**Stated problem**
Extract every line of the material below and reproduce it faithfully.

**Material for this task**
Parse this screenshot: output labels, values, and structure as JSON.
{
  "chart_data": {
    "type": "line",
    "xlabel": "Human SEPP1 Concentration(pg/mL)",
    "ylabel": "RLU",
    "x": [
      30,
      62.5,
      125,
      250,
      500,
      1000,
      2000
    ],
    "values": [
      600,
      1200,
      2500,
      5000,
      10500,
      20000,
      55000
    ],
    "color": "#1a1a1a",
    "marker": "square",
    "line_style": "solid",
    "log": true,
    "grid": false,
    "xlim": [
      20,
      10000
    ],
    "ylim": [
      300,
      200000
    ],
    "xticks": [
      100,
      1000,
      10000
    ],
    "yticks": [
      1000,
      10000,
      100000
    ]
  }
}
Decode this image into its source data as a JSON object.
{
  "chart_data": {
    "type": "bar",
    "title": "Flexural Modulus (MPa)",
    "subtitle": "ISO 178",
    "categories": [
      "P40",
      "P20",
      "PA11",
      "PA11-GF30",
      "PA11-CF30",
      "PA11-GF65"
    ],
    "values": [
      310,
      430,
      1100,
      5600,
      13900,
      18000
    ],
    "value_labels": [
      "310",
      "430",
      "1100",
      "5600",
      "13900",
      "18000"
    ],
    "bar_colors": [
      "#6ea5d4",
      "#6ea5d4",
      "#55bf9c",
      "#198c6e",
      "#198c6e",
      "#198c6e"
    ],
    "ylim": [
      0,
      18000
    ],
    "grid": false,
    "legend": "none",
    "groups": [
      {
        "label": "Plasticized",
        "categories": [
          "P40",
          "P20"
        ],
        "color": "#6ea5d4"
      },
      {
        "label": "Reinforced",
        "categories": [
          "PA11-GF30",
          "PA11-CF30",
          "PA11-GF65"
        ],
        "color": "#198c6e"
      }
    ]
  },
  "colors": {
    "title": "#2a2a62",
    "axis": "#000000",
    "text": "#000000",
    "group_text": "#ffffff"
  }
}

**Task solution**
Parse this screenshot: output labels, values, and structure as JSON.
{
  "chart_data": {
    "type": "line",
    "xlabel": "Human SEPP1 Concentration(pg/mL)",
    "ylabel": "RLU",
    "x": [
      30,
      62.5,
      125,
      250,
      500,
      1000,
      2000
    ],
    "values": [
      600,
      1200,
      2500,
      5000,
      10500,
      20000,
      55000
    ],
    "color": "#1a1a1a",
    "marker": "square",
    "line_style": "solid",
    "log": true,
    "grid": false,
    "xlim": [
      20,
      10000
    ],
    "ylim": [
      300,
      200000
    ],
    "xticks": [
      100,
      1000,
      10000
    ],
    "yticks": [
      1000,
      10000,
      100000
    ]
  }
}
Decode this image into its source data as a JSON object.
{
  "chart_data": {
    "type": "bar",
    "title": "Flexural Modulus (MPa)",
    "subtitle": "ISO 178",
    "categories": [
      "P40",
      "P20",
      "PA11",
      "PA11-GF30",
      "PA11-CF30",
      "PA11-GF65"
    ],
    "values": [
      310,
      430,
      1100,
      5600,
      13900,
      18000
    ],
    "value_labels": [
      "310",
      "430",
      "1100",
      "5600",
      "13900",
      "18000"
    ],
    "bar_colors": [
      "#6ea5d4",
      "#6ea5d4",
      "#55bf9c",
      "#198c6e",
      "#198c6e",
      "#198c6e"
    ],
    "ylim": [
      0,
      18000
    ],
    "grid": false,
    "legend": "none",
    "groups": [
      {
        "label": "Plasticized",
        "categories": [
          "P40",
          "P20"
        ],
        "color": "#6ea5d4"
      },
      {
        "label": "Reinforced",
        "categories": [
          "PA11-GF30",
          "PA11-CF30",
          "PA11-GF65"
        ],
        "color": "#198c6e"
      }
    ]
  },
  "colors": {
    "title": "#2a2a62",
    "axis": "#000000",
    "text": "#000000",
    "group_text": "#ffffff"
  }
}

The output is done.